-- DIRECTION --
Among the entries below, find the lines with "this" and copy them.

-- begin --

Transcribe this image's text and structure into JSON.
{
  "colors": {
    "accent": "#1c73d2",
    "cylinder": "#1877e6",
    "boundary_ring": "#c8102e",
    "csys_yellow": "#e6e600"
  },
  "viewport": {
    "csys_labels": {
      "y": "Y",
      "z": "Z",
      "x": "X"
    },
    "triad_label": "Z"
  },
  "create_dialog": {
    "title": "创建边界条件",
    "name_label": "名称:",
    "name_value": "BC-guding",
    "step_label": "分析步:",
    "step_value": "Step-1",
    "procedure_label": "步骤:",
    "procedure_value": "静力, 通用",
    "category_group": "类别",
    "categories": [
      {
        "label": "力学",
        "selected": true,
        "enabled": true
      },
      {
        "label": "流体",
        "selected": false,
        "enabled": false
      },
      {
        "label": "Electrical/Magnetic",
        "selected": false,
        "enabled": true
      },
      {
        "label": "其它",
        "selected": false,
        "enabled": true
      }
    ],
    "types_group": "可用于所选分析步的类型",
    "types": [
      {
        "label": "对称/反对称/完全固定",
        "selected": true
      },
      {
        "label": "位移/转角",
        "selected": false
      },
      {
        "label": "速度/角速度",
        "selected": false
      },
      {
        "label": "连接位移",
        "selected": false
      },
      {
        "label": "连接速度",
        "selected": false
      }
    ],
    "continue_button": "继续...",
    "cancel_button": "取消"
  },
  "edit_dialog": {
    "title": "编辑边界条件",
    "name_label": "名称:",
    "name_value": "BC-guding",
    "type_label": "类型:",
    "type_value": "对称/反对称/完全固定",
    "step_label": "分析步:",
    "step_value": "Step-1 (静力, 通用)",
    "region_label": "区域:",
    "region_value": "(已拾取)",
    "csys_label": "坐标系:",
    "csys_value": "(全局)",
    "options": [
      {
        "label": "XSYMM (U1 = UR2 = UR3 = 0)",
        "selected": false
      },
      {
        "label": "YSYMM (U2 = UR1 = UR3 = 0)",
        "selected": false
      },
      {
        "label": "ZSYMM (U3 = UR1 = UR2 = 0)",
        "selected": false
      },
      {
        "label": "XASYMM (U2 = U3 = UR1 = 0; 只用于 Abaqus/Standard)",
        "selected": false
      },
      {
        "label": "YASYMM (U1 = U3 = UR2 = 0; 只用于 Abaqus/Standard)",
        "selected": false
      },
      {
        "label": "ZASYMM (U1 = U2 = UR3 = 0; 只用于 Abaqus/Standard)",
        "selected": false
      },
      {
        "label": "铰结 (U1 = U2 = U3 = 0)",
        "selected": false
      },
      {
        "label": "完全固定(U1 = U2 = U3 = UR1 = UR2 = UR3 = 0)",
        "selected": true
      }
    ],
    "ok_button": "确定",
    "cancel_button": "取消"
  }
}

-- end --
-- begin --

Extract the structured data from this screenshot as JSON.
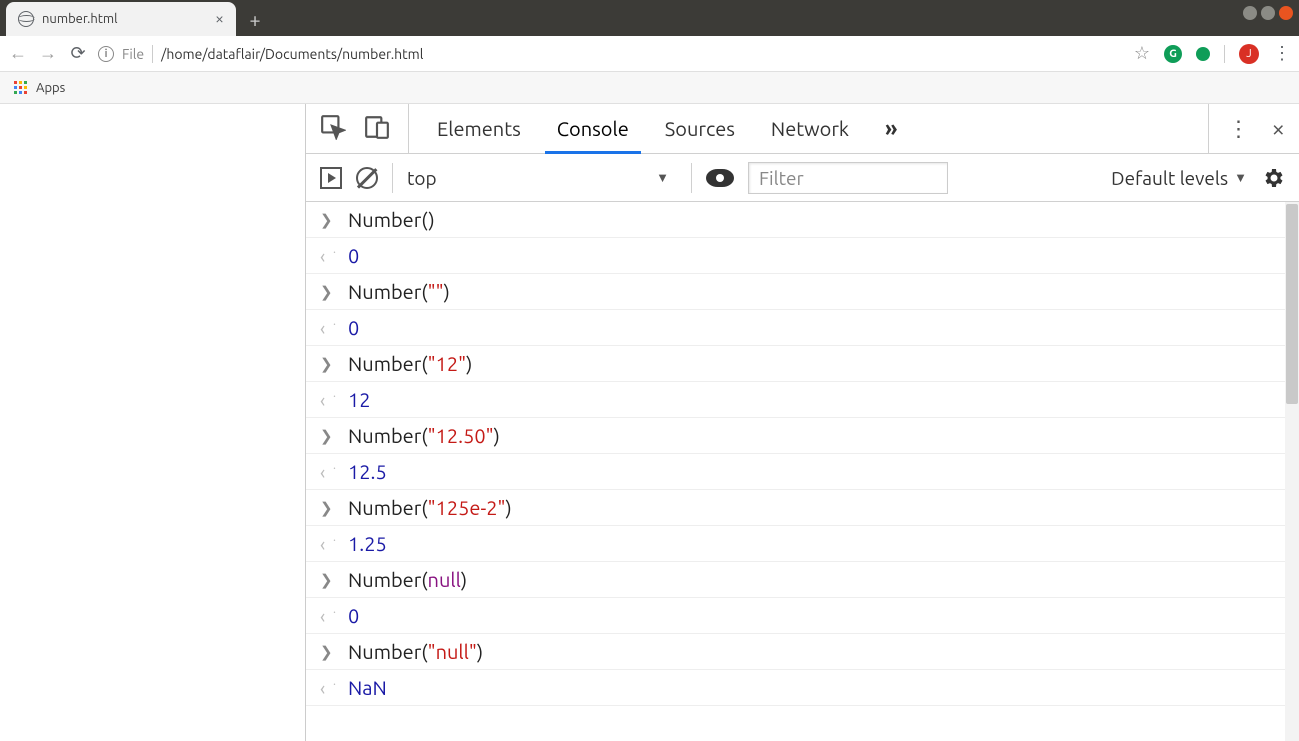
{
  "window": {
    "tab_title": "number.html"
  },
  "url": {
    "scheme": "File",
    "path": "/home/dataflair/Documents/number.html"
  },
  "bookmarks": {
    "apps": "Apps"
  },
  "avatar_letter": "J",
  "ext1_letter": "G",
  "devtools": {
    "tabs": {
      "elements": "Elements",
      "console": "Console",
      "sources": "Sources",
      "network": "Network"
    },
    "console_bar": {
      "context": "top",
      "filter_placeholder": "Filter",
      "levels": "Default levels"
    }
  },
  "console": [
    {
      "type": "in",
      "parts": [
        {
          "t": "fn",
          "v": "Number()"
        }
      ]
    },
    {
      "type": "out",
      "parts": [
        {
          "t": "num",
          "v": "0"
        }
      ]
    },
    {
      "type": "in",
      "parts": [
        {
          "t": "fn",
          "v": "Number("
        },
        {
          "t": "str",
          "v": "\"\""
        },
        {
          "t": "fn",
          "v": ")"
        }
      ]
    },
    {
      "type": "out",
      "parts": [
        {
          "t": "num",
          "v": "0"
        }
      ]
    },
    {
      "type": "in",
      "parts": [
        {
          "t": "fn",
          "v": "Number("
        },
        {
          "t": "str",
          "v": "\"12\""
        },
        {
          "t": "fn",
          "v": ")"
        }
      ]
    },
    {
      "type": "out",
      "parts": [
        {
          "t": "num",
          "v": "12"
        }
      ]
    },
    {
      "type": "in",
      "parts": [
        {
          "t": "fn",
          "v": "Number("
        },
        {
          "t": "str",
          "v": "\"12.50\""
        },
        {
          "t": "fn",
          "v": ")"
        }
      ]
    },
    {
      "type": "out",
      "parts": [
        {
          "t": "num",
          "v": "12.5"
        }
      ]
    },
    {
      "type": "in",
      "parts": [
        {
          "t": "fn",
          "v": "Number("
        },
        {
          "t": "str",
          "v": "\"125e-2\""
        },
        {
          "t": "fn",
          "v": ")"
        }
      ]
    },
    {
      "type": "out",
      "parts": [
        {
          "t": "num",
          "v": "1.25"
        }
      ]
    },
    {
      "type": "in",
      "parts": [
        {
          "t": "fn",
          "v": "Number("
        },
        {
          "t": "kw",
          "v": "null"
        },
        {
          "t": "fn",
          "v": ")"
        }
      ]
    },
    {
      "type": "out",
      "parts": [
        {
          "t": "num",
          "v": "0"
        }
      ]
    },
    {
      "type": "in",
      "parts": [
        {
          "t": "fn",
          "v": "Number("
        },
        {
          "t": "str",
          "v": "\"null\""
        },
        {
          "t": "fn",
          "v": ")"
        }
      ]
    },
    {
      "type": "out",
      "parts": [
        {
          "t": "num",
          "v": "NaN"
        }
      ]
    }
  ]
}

-- end --
-- begin --

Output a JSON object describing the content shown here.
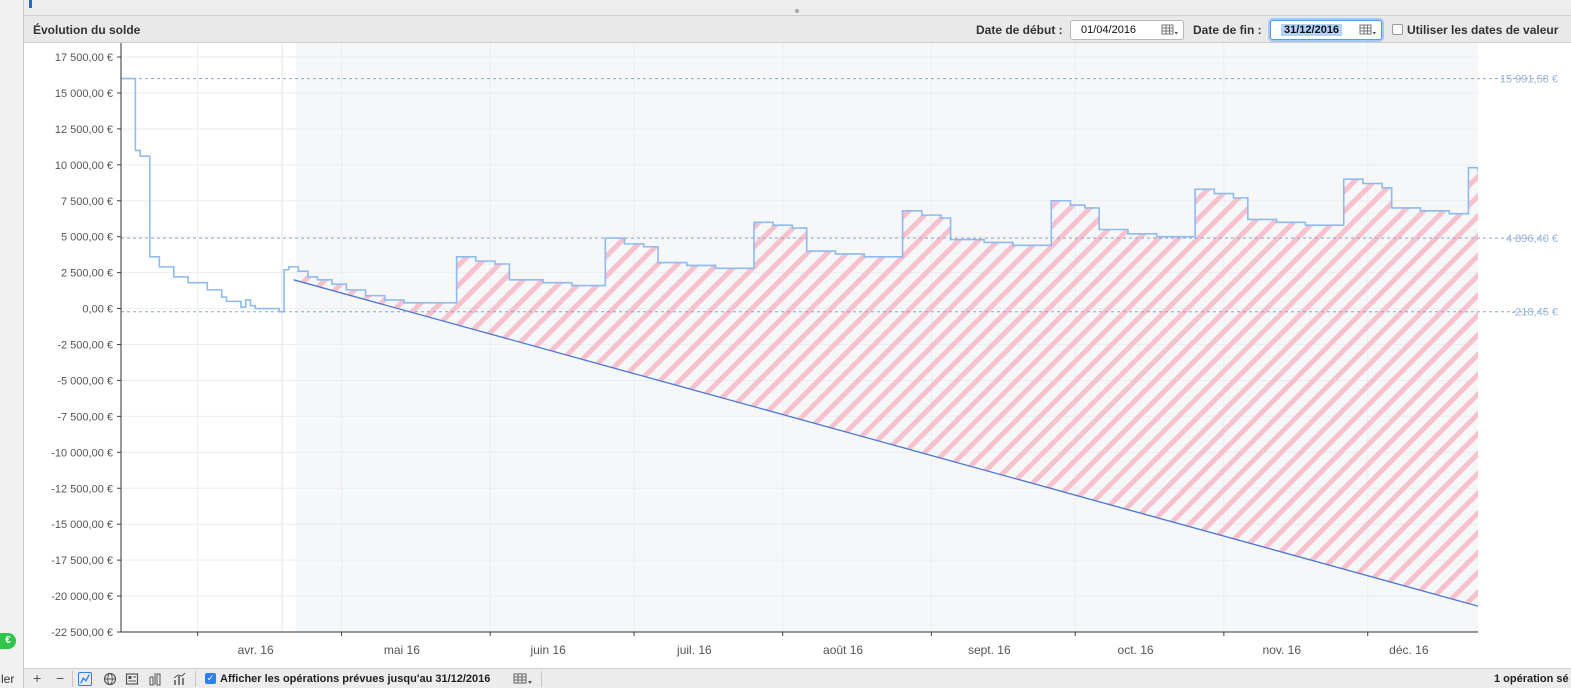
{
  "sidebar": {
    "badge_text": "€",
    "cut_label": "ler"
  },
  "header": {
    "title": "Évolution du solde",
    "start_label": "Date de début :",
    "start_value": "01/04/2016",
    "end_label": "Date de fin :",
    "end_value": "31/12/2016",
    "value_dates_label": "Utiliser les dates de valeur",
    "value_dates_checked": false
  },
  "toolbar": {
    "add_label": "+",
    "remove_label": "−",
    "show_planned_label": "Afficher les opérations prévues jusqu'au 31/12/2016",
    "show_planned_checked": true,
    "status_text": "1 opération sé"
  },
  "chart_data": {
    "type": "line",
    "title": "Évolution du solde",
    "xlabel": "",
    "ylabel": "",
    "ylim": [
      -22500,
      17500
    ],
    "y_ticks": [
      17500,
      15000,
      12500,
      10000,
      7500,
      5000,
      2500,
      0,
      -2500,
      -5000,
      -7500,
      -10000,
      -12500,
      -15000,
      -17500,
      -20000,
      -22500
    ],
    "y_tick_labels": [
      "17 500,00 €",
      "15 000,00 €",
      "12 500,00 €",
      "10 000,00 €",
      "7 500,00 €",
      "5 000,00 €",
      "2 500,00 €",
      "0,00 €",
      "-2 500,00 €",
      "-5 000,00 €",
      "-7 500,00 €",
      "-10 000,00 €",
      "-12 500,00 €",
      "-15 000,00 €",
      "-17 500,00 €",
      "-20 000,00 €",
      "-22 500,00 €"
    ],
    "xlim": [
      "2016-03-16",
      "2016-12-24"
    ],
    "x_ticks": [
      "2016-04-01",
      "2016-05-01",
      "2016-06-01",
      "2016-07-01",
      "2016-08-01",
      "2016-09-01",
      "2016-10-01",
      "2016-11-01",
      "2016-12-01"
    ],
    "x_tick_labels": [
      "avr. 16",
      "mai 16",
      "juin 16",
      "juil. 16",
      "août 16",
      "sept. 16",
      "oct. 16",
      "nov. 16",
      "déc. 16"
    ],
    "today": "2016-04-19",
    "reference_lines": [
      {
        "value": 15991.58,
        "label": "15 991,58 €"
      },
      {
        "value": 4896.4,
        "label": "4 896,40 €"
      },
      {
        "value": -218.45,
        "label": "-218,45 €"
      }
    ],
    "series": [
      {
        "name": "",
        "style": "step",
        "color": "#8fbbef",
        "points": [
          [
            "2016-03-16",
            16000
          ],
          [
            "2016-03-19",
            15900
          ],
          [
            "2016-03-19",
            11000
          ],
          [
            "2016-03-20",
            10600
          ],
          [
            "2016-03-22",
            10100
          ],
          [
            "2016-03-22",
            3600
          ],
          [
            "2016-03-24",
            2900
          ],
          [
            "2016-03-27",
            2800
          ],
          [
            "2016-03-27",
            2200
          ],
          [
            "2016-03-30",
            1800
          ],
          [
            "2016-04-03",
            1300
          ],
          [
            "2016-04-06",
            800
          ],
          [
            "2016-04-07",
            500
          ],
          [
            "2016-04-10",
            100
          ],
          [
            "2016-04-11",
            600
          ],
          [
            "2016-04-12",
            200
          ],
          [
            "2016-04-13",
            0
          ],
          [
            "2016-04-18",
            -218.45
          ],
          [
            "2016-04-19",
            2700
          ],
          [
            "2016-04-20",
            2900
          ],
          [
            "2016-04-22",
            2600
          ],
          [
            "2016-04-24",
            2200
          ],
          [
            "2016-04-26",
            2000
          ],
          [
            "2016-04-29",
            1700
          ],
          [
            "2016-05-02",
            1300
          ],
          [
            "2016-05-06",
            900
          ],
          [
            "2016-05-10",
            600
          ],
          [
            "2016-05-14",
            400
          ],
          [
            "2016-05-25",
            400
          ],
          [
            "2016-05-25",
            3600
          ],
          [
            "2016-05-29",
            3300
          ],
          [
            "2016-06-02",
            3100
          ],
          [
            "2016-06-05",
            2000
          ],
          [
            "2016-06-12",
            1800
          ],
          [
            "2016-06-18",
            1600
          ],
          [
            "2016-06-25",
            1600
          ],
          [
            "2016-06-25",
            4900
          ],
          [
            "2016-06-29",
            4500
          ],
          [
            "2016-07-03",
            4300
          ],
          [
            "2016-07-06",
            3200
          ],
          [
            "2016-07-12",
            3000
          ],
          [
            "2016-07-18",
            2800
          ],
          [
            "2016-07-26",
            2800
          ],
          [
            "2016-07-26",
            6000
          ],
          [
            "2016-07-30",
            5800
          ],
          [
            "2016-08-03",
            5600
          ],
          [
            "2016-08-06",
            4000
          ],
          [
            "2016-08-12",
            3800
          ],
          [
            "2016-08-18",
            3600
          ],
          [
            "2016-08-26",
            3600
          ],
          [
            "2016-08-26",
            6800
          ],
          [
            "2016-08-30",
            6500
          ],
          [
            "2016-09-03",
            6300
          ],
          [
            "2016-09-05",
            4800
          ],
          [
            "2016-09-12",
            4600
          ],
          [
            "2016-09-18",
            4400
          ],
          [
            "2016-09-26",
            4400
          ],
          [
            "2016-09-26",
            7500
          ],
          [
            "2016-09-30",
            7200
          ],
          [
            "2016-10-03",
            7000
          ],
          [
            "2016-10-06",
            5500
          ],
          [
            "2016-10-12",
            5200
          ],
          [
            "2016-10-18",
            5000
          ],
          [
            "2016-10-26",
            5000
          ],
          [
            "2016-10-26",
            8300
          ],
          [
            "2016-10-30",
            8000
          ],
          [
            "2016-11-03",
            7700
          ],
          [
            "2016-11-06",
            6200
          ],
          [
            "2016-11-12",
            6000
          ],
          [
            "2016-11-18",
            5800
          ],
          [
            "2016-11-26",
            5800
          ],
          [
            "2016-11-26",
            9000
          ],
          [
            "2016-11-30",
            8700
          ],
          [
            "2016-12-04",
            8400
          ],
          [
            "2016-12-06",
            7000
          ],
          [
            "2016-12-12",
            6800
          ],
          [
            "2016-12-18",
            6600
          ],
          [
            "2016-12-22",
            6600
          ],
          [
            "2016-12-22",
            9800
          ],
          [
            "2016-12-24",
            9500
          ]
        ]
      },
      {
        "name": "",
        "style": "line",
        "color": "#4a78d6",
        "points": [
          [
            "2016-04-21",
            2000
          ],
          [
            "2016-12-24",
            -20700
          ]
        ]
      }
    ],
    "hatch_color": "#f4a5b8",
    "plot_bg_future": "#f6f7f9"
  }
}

-- end --

-- COMPLETE ANSWER --
Transcribe this image's text and structure into JSON.
Extract the structured data from this screenshot as JSON.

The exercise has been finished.